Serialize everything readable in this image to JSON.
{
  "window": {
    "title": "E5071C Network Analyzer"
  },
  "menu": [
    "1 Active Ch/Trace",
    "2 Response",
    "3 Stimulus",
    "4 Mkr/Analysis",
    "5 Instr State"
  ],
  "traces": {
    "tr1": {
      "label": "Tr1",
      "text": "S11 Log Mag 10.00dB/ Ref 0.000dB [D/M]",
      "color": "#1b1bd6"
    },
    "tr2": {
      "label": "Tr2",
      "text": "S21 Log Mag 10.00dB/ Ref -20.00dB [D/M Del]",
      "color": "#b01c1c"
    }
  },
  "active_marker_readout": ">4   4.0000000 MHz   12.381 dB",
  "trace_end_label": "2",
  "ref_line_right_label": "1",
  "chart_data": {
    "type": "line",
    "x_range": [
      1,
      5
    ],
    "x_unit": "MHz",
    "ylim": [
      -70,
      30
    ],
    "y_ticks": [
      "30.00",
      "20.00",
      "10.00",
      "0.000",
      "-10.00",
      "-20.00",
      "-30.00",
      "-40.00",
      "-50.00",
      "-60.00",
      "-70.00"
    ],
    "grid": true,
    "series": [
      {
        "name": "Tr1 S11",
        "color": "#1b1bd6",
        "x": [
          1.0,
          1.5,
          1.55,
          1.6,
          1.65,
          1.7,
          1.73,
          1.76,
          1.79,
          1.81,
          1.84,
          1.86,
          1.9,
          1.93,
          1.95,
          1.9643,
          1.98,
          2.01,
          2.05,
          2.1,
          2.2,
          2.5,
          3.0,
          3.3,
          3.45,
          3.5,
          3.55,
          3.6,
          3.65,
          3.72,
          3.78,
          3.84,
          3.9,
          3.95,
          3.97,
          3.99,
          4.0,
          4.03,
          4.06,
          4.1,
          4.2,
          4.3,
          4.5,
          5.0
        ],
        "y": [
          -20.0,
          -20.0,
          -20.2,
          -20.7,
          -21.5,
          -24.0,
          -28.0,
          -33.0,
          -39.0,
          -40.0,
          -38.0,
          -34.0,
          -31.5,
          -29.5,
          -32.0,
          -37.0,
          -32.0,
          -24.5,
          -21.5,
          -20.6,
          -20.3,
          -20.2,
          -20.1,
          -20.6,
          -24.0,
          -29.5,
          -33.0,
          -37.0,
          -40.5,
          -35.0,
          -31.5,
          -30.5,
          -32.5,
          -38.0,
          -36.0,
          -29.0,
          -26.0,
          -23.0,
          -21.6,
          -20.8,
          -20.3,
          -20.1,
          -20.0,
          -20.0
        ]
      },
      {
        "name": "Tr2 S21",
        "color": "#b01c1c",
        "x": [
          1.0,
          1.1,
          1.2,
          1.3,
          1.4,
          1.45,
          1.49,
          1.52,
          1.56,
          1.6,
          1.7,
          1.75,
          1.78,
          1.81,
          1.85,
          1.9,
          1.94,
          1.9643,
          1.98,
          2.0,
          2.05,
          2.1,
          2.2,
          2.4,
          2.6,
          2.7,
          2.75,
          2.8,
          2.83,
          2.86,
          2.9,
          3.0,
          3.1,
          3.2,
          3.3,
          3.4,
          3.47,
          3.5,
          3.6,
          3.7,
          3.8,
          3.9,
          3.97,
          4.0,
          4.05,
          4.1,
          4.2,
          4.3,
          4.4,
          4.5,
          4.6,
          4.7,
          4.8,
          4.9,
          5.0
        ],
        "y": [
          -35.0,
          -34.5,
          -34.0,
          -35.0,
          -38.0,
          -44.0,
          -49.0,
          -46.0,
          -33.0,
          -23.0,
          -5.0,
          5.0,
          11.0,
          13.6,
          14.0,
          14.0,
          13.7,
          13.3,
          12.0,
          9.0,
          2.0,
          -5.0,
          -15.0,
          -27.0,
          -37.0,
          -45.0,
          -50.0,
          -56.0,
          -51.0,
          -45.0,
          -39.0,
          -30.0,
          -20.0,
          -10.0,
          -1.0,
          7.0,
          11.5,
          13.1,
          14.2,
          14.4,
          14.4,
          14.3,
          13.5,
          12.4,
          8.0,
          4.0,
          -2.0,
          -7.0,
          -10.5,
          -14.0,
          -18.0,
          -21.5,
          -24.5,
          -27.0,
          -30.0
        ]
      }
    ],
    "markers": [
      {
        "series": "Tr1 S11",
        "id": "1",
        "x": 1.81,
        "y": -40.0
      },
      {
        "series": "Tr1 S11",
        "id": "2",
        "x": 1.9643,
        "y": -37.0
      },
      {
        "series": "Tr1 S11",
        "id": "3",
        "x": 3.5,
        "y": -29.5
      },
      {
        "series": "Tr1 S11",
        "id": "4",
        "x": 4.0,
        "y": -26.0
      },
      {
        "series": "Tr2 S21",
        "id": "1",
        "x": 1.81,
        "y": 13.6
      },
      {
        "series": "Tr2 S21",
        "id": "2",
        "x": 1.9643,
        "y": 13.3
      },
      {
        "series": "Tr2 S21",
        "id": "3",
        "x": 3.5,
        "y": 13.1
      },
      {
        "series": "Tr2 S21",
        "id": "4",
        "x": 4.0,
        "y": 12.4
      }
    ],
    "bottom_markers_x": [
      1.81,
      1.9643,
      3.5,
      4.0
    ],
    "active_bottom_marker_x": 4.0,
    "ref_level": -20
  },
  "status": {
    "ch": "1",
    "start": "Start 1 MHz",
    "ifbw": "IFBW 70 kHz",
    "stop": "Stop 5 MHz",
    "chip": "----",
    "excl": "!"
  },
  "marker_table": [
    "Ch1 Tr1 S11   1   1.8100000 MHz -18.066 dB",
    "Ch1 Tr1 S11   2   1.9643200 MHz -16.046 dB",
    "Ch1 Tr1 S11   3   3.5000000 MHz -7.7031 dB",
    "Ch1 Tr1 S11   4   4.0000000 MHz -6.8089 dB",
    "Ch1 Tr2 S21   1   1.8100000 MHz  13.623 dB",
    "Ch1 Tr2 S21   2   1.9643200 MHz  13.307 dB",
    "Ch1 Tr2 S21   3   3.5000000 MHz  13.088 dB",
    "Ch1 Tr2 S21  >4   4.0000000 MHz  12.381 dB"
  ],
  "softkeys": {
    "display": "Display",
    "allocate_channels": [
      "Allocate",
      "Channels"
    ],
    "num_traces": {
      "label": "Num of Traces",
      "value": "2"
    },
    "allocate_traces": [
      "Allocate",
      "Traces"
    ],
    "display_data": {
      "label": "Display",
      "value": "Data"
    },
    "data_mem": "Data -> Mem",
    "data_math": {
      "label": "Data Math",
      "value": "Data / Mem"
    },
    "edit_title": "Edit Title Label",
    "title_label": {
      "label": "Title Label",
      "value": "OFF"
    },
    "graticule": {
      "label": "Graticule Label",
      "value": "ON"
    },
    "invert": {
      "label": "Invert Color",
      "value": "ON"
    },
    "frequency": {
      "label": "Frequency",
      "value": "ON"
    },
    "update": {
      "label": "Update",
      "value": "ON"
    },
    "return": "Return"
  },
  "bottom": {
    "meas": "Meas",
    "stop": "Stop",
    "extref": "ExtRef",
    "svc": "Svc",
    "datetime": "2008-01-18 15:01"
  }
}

§ STATED EXERCISE
Can you reproduce all the material exactly?

§ SOLUTION TO THIS PROBLEM
Serialize everything readable in this image to JSON.
{
  "window": {
    "title": "E5071C Network Analyzer"
  },
  "menu": [
    "1 Active Ch/Trace",
    "2 Response",
    "3 Stimulus",
    "4 Mkr/Analysis",
    "5 Instr State"
  ],
  "traces": {
    "tr1": {
      "label": "Tr1",
      "text": "S11 Log Mag 10.00dB/ Ref 0.000dB [D/M]",
      "color": "#1b1bd6"
    },
    "tr2": {
      "label": "Tr2",
      "text": "S21 Log Mag 10.00dB/ Ref -20.00dB [D/M Del]",
      "color": "#b01c1c"
    }
  },
  "active_marker_readout": ">4   4.0000000 MHz   12.381 dB",
  "trace_end_label": "2",
  "ref_line_right_label": "1",
  "chart_data": {
    "type": "line",
    "x_range": [
      1,
      5
    ],
    "x_unit": "MHz",
    "ylim": [
      -70,
      30
    ],
    "y_ticks": [
      "30.00",
      "20.00",
      "10.00",
      "0.000",
      "-10.00",
      "-20.00",
      "-30.00",
      "-40.00",
      "-50.00",
      "-60.00",
      "-70.00"
    ],
    "grid": true,
    "series": [
      {
        "name": "Tr1 S11",
        "color": "#1b1bd6",
        "x": [
          1.0,
          1.5,
          1.55,
          1.6,
          1.65,
          1.7,
          1.73,
          1.76,
          1.79,
          1.81,
          1.84,
          1.86,
          1.9,
          1.93,
          1.95,
          1.9643,
          1.98,
          2.01,
          2.05,
          2.1,
          2.2,
          2.5,
          3.0,
          3.3,
          3.45,
          3.5,
          3.55,
          3.6,
          3.65,
          3.72,
          3.78,
          3.84,
          3.9,
          3.95,
          3.97,
          3.99,
          4.0,
          4.03,
          4.06,
          4.1,
          4.2,
          4.3,
          4.5,
          5.0
        ],
        "y": [
          -20.0,
          -20.0,
          -20.2,
          -20.7,
          -21.5,
          -24.0,
          -28.0,
          -33.0,
          -39.0,
          -40.0,
          -38.0,
          -34.0,
          -31.5,
          -29.5,
          -32.0,
          -37.0,
          -32.0,
          -24.5,
          -21.5,
          -20.6,
          -20.3,
          -20.2,
          -20.1,
          -20.6,
          -24.0,
          -29.5,
          -33.0,
          -37.0,
          -40.5,
          -35.0,
          -31.5,
          -30.5,
          -32.5,
          -38.0,
          -36.0,
          -29.0,
          -26.0,
          -23.0,
          -21.6,
          -20.8,
          -20.3,
          -20.1,
          -20.0,
          -20.0
        ]
      },
      {
        "name": "Tr2 S21",
        "color": "#b01c1c",
        "x": [
          1.0,
          1.1,
          1.2,
          1.3,
          1.4,
          1.45,
          1.49,
          1.52,
          1.56,
          1.6,
          1.7,
          1.75,
          1.78,
          1.81,
          1.85,
          1.9,
          1.94,
          1.9643,
          1.98,
          2.0,
          2.05,
          2.1,
          2.2,
          2.4,
          2.6,
          2.7,
          2.75,
          2.8,
          2.83,
          2.86,
          2.9,
          3.0,
          3.1,
          3.2,
          3.3,
          3.4,
          3.47,
          3.5,
          3.6,
          3.7,
          3.8,
          3.9,
          3.97,
          4.0,
          4.05,
          4.1,
          4.2,
          4.3,
          4.4,
          4.5,
          4.6,
          4.7,
          4.8,
          4.9,
          5.0
        ],
        "y": [
          -35.0,
          -34.5,
          -34.0,
          -35.0,
          -38.0,
          -44.0,
          -49.0,
          -46.0,
          -33.0,
          -23.0,
          -5.0,
          5.0,
          11.0,
          13.6,
          14.0,
          14.0,
          13.7,
          13.3,
          12.0,
          9.0,
          2.0,
          -5.0,
          -15.0,
          -27.0,
          -37.0,
          -45.0,
          -50.0,
          -56.0,
          -51.0,
          -45.0,
          -39.0,
          -30.0,
          -20.0,
          -10.0,
          -1.0,
          7.0,
          11.5,
          13.1,
          14.2,
          14.4,
          14.4,
          14.3,
          13.5,
          12.4,
          8.0,
          4.0,
          -2.0,
          -7.0,
          -10.5,
          -14.0,
          -18.0,
          -21.5,
          -24.5,
          -27.0,
          -30.0
        ]
      }
    ],
    "markers": [
      {
        "series": "Tr1 S11",
        "id": "1",
        "x": 1.81,
        "y": -40.0
      },
      {
        "series": "Tr1 S11",
        "id": "2",
        "x": 1.9643,
        "y": -37.0
      },
      {
        "series": "Tr1 S11",
        "id": "3",
        "x": 3.5,
        "y": -29.5
      },
      {
        "series": "Tr1 S11",
        "id": "4",
        "x": 4.0,
        "y": -26.0
      },
      {
        "series": "Tr2 S21",
        "id": "1",
        "x": 1.81,
        "y": 13.6
      },
      {
        "series": "Tr2 S21",
        "id": "2",
        "x": 1.9643,
        "y": 13.3
      },
      {
        "series": "Tr2 S21",
        "id": "3",
        "x": 3.5,
        "y": 13.1
      },
      {
        "series": "Tr2 S21",
        "id": "4",
        "x": 4.0,
        "y": 12.4
      }
    ],
    "bottom_markers_x": [
      1.81,
      1.9643,
      3.5,
      4.0
    ],
    "active_bottom_marker_x": 4.0,
    "ref_level": -20
  },
  "status": {
    "ch": "1",
    "start": "Start 1 MHz",
    "ifbw": "IFBW 70 kHz",
    "stop": "Stop 5 MHz",
    "chip": "----",
    "excl": "!"
  },
  "marker_table": [
    "Ch1 Tr1 S11   1   1.8100000 MHz -18.066 dB",
    "Ch1 Tr1 S11   2   1.9643200 MHz -16.046 dB",
    "Ch1 Tr1 S11   3   3.5000000 MHz -7.7031 dB",
    "Ch1 Tr1 S11   4   4.0000000 MHz -6.8089 dB",
    "Ch1 Tr2 S21   1   1.8100000 MHz  13.623 dB",
    "Ch1 Tr2 S21   2   1.9643200 MHz  13.307 dB",
    "Ch1 Tr2 S21   3   3.5000000 MHz  13.088 dB",
    "Ch1 Tr2 S21  >4   4.0000000 MHz  12.381 dB"
  ],
  "softkeys": {
    "display": "Display",
    "allocate_channels": [
      "Allocate",
      "Channels"
    ],
    "num_traces": {
      "label": "Num of Traces",
      "value": "2"
    },
    "allocate_traces": [
      "Allocate",
      "Traces"
    ],
    "display_data": {
      "label": "Display",
      "value": "Data"
    },
    "data_mem": "Data -> Mem",
    "data_math": {
      "label": "Data Math",
      "value": "Data / Mem"
    },
    "edit_title": "Edit Title Label",
    "title_label": {
      "label": "Title Label",
      "value": "OFF"
    },
    "graticule": {
      "label": "Graticule Label",
      "value": "ON"
    },
    "invert": {
      "label": "Invert Color",
      "value": "ON"
    },
    "frequency": {
      "label": "Frequency",
      "value": "ON"
    },
    "update": {
      "label": "Update",
      "value": "ON"
    },
    "return": "Return"
  },
  "bottom": {
    "meas": "Meas",
    "stop": "Stop",
    "extref": "ExtRef",
    "svc": "Svc",
    "datetime": "2008-01-18 15:01"
  }
}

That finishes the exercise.